-- Start Given records --

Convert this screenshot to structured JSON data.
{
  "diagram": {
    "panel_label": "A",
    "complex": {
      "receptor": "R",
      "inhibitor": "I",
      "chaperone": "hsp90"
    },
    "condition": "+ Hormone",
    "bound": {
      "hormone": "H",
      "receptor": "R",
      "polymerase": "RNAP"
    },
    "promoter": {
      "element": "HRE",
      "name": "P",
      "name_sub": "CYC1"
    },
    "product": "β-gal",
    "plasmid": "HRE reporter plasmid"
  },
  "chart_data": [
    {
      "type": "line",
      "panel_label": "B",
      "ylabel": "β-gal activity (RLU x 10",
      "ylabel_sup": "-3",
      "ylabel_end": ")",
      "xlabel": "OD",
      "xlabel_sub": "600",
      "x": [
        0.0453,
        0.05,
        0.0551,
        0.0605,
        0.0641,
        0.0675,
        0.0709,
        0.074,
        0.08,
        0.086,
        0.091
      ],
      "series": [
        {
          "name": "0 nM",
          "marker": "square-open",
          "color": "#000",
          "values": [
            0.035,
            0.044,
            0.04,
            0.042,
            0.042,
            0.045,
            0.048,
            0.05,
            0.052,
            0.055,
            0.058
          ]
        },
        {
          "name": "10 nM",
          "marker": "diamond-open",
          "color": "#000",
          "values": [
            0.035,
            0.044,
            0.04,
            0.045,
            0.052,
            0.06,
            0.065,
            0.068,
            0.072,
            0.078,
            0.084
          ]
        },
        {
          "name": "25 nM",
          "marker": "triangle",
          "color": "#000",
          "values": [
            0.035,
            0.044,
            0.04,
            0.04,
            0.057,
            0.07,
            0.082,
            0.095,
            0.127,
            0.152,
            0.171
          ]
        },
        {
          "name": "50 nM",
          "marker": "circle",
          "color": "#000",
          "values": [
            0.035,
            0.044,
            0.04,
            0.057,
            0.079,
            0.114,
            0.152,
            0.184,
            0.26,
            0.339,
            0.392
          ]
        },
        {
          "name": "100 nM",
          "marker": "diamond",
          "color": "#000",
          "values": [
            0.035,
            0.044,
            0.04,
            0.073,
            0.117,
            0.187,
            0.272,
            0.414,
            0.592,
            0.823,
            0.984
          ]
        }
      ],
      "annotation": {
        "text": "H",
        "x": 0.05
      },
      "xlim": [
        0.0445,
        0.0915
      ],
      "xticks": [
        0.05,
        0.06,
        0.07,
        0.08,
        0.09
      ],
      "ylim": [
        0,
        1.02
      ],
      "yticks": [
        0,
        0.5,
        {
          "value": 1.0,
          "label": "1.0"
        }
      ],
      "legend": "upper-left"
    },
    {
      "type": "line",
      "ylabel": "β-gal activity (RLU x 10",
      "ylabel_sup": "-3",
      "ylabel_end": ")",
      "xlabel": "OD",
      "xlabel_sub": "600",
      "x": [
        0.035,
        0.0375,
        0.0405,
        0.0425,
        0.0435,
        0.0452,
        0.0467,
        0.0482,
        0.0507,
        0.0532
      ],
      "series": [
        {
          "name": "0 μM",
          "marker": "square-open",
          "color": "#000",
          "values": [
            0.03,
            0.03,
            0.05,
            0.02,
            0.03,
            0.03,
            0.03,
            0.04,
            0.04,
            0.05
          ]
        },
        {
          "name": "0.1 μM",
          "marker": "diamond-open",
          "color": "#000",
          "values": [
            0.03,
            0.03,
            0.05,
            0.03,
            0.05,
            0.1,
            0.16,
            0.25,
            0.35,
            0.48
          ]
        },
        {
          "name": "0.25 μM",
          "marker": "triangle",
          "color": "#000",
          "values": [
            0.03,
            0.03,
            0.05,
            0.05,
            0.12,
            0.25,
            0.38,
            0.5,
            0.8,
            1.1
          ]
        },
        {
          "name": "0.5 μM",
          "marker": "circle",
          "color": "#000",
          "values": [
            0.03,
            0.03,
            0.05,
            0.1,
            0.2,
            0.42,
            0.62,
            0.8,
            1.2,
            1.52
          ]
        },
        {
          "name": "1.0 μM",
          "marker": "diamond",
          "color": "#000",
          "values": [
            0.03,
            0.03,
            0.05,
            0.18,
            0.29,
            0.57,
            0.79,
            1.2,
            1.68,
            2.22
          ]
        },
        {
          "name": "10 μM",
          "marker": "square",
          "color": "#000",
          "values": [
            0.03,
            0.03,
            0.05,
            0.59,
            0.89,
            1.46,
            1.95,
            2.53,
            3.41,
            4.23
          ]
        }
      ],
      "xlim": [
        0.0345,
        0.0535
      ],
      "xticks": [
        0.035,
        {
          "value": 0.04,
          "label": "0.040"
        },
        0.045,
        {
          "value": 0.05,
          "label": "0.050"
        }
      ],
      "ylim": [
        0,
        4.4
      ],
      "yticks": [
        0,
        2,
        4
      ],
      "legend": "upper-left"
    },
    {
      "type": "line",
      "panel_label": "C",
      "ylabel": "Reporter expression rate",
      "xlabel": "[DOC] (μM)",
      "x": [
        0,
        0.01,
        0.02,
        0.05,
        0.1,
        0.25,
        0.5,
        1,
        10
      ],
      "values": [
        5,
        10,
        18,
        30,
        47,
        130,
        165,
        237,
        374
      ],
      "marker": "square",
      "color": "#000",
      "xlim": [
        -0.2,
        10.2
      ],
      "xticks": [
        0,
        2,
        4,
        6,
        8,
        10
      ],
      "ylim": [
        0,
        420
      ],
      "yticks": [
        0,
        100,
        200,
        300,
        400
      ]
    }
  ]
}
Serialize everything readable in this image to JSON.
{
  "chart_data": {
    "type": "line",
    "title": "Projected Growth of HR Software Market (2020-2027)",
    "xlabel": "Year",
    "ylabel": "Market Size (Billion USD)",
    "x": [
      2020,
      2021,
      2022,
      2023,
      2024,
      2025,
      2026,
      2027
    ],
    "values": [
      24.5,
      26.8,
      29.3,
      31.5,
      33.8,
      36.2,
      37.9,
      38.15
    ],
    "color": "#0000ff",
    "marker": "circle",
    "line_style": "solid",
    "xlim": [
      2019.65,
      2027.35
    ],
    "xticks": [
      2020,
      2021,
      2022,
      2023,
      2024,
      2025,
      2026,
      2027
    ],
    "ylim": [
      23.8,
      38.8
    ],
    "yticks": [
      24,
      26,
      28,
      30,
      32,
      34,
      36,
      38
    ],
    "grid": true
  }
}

-- End Given records --

Written task:
Copy the data above in full, character for character.

Answer to this problem:
Convert this screenshot to structured JSON data.
{
  "diagram": {
    "panel_label": "A",
    "complex": {
      "receptor": "R",
      "inhibitor": "I",
      "chaperone": "hsp90"
    },
    "condition": "+ Hormone",
    "bound": {
      "hormone": "H",
      "receptor": "R",
      "polymerase": "RNAP"
    },
    "promoter": {
      "element": "HRE",
      "name": "P",
      "name_sub": "CYC1"
    },
    "product": "β-gal",
    "plasmid": "HRE reporter plasmid"
  },
  "chart_data": [
    {
      "type": "line",
      "panel_label": "B",
      "ylabel": "β-gal activity (RLU x 10",
      "ylabel_sup": "-3",
      "ylabel_end": ")",
      "xlabel": "OD",
      "xlabel_sub": "600",
      "x": [
        0.0453,
        0.05,
        0.0551,
        0.0605,
        0.0641,
        0.0675,
        0.0709,
        0.074,
        0.08,
        0.086,
        0.091
      ],
      "series": [
        {
          "name": "0 nM",
          "marker": "square-open",
          "color": "#000",
          "values": [
            0.035,
            0.044,
            0.04,
            0.042,
            0.042,
            0.045,
            0.048,
            0.05,
            0.052,
            0.055,
            0.058
          ]
        },
        {
          "name": "10 nM",
          "marker": "diamond-open",
          "color": "#000",
          "values": [
            0.035,
            0.044,
            0.04,
            0.045,
            0.052,
            0.06,
            0.065,
            0.068,
            0.072,
            0.078,
            0.084
          ]
        },
        {
          "name": "25 nM",
          "marker": "triangle",
          "color": "#000",
          "values": [
            0.035,
            0.044,
            0.04,
            0.04,
            0.057,
            0.07,
            0.082,
            0.095,
            0.127,
            0.152,
            0.171
          ]
        },
        {
          "name": "50 nM",
          "marker": "circle",
          "color": "#000",
          "values": [
            0.035,
            0.044,
            0.04,
            0.057,
            0.079,
            0.114,
            0.152,
            0.184,
            0.26,
            0.339,
            0.392
          ]
        },
        {
          "name": "100 nM",
          "marker": "diamond",
          "color": "#000",
          "values": [
            0.035,
            0.044,
            0.04,
            0.073,
            0.117,
            0.187,
            0.272,
            0.414,
            0.592,
            0.823,
            0.984
          ]
        }
      ],
      "annotation": {
        "text": "H",
        "x": 0.05
      },
      "xlim": [
        0.0445,
        0.0915
      ],
      "xticks": [
        0.05,
        0.06,
        0.07,
        0.08,
        0.09
      ],
      "ylim": [
        0,
        1.02
      ],
      "yticks": [
        0,
        0.5,
        {
          "value": 1.0,
          "label": "1.0"
        }
      ],
      "legend": "upper-left"
    },
    {
      "type": "line",
      "ylabel": "β-gal activity (RLU x 10",
      "ylabel_sup": "-3",
      "ylabel_end": ")",
      "xlabel": "OD",
      "xlabel_sub": "600",
      "x": [
        0.035,
        0.0375,
        0.0405,
        0.0425,
        0.0435,
        0.0452,
        0.0467,
        0.0482,
        0.0507,
        0.0532
      ],
      "series": [
        {
          "name": "0 μM",
          "marker": "square-open",
          "color": "#000",
          "values": [
            0.03,
            0.03,
            0.05,
            0.02,
            0.03,
            0.03,
            0.03,
            0.04,
            0.04,
            0.05
          ]
        },
        {
          "name": "0.1 μM",
          "marker": "diamond-open",
          "color": "#000",
          "values": [
            0.03,
            0.03,
            0.05,
            0.03,
            0.05,
            0.1,
            0.16,
            0.25,
            0.35,
            0.48
          ]
        },
        {
          "name": "0.25 μM",
          "marker": "triangle",
          "color": "#000",
          "values": [
            0.03,
            0.03,
            0.05,
            0.05,
            0.12,
            0.25,
            0.38,
            0.5,
            0.8,
            1.1
          ]
        },
        {
          "name": "0.5 μM",
          "marker": "circle",
          "color": "#000",
          "values": [
            0.03,
            0.03,
            0.05,
            0.1,
            0.2,
            0.42,
            0.62,
            0.8,
            1.2,
            1.52
          ]
        },
        {
          "name": "1.0 μM",
          "marker": "diamond",
          "color": "#000",
          "values": [
            0.03,
            0.03,
            0.05,
            0.18,
            0.29,
            0.57,
            0.79,
            1.2,
            1.68,
            2.22
          ]
        },
        {
          "name": "10 μM",
          "marker": "square",
          "color": "#000",
          "values": [
            0.03,
            0.03,
            0.05,
            0.59,
            0.89,
            1.46,
            1.95,
            2.53,
            3.41,
            4.23
          ]
        }
      ],
      "xlim": [
        0.0345,
        0.0535
      ],
      "xticks": [
        0.035,
        {
          "value": 0.04,
          "label": "0.040"
        },
        0.045,
        {
          "value": 0.05,
          "label": "0.050"
        }
      ],
      "ylim": [
        0,
        4.4
      ],
      "yticks": [
        0,
        2,
        4
      ],
      "legend": "upper-left"
    },
    {
      "type": "line",
      "panel_label": "C",
      "ylabel": "Reporter expression rate",
      "xlabel": "[DOC] (μM)",
      "x": [
        0,
        0.01,
        0.02,
        0.05,
        0.1,
        0.25,
        0.5,
        1,
        10
      ],
      "values": [
        5,
        10,
        18,
        30,
        47,
        130,
        165,
        237,
        374
      ],
      "marker": "square",
      "color": "#000",
      "xlim": [
        -0.2,
        10.2
      ],
      "xticks": [
        0,
        2,
        4,
        6,
        8,
        10
      ],
      "ylim": [
        0,
        420
      ],
      "yticks": [
        0,
        100,
        200,
        300,
        400
      ]
    }
  ]
}
Serialize everything readable in this image to JSON.
{
  "chart_data": {
    "type": "line",
    "title": "Projected Growth of HR Software Market (2020-2027)",
    "xlabel": "Year",
    "ylabel": "Market Size (Billion USD)",
    "x": [
      2020,
      2021,
      2022,
      2023,
      2024,
      2025,
      2026,
      2027
    ],
    "values": [
      24.5,
      26.8,
      29.3,
      31.5,
      33.8,
      36.2,
      37.9,
      38.15
    ],
    "color": "#0000ff",
    "marker": "circle",
    "line_style": "solid",
    "xlim": [
      2019.65,
      2027.35
    ],
    "xticks": [
      2020,
      2021,
      2022,
      2023,
      2024,
      2025,
      2026,
      2027
    ],
    "ylim": [
      23.8,
      38.8
    ],
    "yticks": [
      24,
      26,
      28,
      30,
      32,
      34,
      36,
      38
    ],
    "grid": true
  }
}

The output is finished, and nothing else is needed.